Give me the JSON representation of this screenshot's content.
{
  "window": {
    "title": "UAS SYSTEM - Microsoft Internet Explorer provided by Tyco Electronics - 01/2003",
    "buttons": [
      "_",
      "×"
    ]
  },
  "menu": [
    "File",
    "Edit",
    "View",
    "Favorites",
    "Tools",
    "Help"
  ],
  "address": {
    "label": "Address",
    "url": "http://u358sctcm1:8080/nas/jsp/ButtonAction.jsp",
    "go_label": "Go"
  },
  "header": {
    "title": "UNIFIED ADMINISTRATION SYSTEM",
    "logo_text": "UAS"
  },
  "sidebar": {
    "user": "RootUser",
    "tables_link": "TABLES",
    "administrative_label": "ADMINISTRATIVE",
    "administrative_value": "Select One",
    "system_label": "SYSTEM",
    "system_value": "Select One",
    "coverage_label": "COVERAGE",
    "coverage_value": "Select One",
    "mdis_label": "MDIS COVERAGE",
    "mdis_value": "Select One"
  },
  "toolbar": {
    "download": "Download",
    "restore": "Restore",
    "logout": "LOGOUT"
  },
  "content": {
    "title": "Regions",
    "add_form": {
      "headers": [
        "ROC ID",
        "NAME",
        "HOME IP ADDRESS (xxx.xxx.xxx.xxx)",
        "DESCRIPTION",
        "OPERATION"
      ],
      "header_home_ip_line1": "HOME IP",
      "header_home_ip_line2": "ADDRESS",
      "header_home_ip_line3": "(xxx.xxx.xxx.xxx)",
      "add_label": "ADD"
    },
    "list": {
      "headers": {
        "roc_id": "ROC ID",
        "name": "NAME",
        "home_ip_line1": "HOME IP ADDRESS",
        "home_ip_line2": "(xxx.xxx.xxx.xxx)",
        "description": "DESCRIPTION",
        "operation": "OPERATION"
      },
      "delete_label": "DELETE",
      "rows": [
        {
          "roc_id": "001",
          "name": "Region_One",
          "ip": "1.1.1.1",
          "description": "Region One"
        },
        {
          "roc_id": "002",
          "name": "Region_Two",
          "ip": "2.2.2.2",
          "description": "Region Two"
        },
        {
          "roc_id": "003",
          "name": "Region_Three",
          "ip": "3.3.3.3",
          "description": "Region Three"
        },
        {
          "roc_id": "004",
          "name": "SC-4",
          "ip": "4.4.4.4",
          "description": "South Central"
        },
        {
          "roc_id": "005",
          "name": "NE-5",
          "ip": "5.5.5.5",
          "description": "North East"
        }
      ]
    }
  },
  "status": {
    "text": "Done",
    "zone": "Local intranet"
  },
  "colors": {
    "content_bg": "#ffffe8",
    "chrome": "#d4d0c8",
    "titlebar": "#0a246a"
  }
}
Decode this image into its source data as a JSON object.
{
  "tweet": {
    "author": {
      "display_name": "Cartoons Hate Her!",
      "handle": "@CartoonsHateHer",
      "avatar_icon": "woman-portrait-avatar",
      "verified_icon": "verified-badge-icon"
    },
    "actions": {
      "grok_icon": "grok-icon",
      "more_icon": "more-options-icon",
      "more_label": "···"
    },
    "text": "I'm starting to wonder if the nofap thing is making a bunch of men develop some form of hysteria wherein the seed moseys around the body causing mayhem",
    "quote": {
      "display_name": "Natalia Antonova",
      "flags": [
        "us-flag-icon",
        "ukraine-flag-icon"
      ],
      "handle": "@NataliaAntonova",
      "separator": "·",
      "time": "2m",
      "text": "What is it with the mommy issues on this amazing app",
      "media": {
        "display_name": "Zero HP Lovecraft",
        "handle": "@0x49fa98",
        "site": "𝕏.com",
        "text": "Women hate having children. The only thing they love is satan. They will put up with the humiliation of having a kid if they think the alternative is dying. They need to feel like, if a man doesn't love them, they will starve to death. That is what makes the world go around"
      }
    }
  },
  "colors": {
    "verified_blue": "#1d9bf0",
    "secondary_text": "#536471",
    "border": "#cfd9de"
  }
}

Problem to work on:
Reproduce the entries above exactly.

Solution to this exercise:
Give me the JSON representation of this screenshot's content.
{
  "window": {
    "title": "UAS SYSTEM - Microsoft Internet Explorer provided by Tyco Electronics - 01/2003",
    "buttons": [
      "_",
      "×"
    ]
  },
  "menu": [
    "File",
    "Edit",
    "View",
    "Favorites",
    "Tools",
    "Help"
  ],
  "address": {
    "label": "Address",
    "url": "http://u358sctcm1:8080/nas/jsp/ButtonAction.jsp",
    "go_label": "Go"
  },
  "header": {
    "title": "UNIFIED ADMINISTRATION SYSTEM",
    "logo_text": "UAS"
  },
  "sidebar": {
    "user": "RootUser",
    "tables_link": "TABLES",
    "administrative_label": "ADMINISTRATIVE",
    "administrative_value": "Select One",
    "system_label": "SYSTEM",
    "system_value": "Select One",
    "coverage_label": "COVERAGE",
    "coverage_value": "Select One",
    "mdis_label": "MDIS COVERAGE",
    "mdis_value": "Select One"
  },
  "toolbar": {
    "download": "Download",
    "restore": "Restore",
    "logout": "LOGOUT"
  },
  "content": {
    "title": "Regions",
    "add_form": {
      "headers": [
        "ROC ID",
        "NAME",
        "HOME IP ADDRESS (xxx.xxx.xxx.xxx)",
        "DESCRIPTION",
        "OPERATION"
      ],
      "header_home_ip_line1": "HOME IP",
      "header_home_ip_line2": "ADDRESS",
      "header_home_ip_line3": "(xxx.xxx.xxx.xxx)",
      "add_label": "ADD"
    },
    "list": {
      "headers": {
        "roc_id": "ROC ID",
        "name": "NAME",
        "home_ip_line1": "HOME IP ADDRESS",
        "home_ip_line2": "(xxx.xxx.xxx.xxx)",
        "description": "DESCRIPTION",
        "operation": "OPERATION"
      },
      "delete_label": "DELETE",
      "rows": [
        {
          "roc_id": "001",
          "name": "Region_One",
          "ip": "1.1.1.1",
          "description": "Region One"
        },
        {
          "roc_id": "002",
          "name": "Region_Two",
          "ip": "2.2.2.2",
          "description": "Region Two"
        },
        {
          "roc_id": "003",
          "name": "Region_Three",
          "ip": "3.3.3.3",
          "description": "Region Three"
        },
        {
          "roc_id": "004",
          "name": "SC-4",
          "ip": "4.4.4.4",
          "description": "South Central"
        },
        {
          "roc_id": "005",
          "name": "NE-5",
          "ip": "5.5.5.5",
          "description": "North East"
        }
      ]
    }
  },
  "status": {
    "text": "Done",
    "zone": "Local intranet"
  },
  "colors": {
    "content_bg": "#ffffe8",
    "chrome": "#d4d0c8",
    "titlebar": "#0a246a"
  }
}
Decode this image into its source data as a JSON object.
{
  "tweet": {
    "author": {
      "display_name": "Cartoons Hate Her!",
      "handle": "@CartoonsHateHer",
      "avatar_icon": "woman-portrait-avatar",
      "verified_icon": "verified-badge-icon"
    },
    "actions": {
      "grok_icon": "grok-icon",
      "more_icon": "more-options-icon",
      "more_label": "···"
    },
    "text": "I'm starting to wonder if the nofap thing is making a bunch of men develop some form of hysteria wherein the seed moseys around the body causing mayhem",
    "quote": {
      "display_name": "Natalia Antonova",
      "flags": [
        "us-flag-icon",
        "ukraine-flag-icon"
      ],
      "handle": "@NataliaAntonova",
      "separator": "·",
      "time": "2m",
      "text": "What is it with the mommy issues on this amazing app",
      "media": {
        "display_name": "Zero HP Lovecraft",
        "handle": "@0x49fa98",
        "site": "𝕏.com",
        "text": "Women hate having children. The only thing they love is satan. They will put up with the humiliation of having a kid if they think the alternative is dying. They need to feel like, if a man doesn't love them, they will starve to death. That is what makes the world go around"
      }
    }
  },
  "colors": {
    "verified_blue": "#1d9bf0",
    "secondary_text": "#536471",
    "border": "#cfd9de"
  }
}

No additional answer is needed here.